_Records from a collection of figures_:
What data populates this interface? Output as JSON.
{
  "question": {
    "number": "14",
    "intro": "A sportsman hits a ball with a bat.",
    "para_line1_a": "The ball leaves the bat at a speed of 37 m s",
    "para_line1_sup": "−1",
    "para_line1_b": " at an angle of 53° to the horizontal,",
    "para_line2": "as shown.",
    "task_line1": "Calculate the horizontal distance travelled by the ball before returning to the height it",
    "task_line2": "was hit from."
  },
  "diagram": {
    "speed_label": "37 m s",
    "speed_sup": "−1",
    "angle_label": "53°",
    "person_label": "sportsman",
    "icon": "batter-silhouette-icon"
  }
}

_JOB_:
Word for word, write out all of the data above.

_WORKED SOLUTION_:
What data populates this interface? Output as JSON.
{
  "question": {
    "number": "14",
    "intro": "A sportsman hits a ball with a bat.",
    "para_line1_a": "The ball leaves the bat at a speed of 37 m s",
    "para_line1_sup": "−1",
    "para_line1_b": " at an angle of 53° to the horizontal,",
    "para_line2": "as shown.",
    "task_line1": "Calculate the horizontal distance travelled by the ball before returning to the height it",
    "task_line2": "was hit from."
  },
  "diagram": {
    "speed_label": "37 m s",
    "speed_sup": "−1",
    "angle_label": "53°",
    "person_label": "sportsman",
    "icon": "batter-silhouette-icon"
  }
}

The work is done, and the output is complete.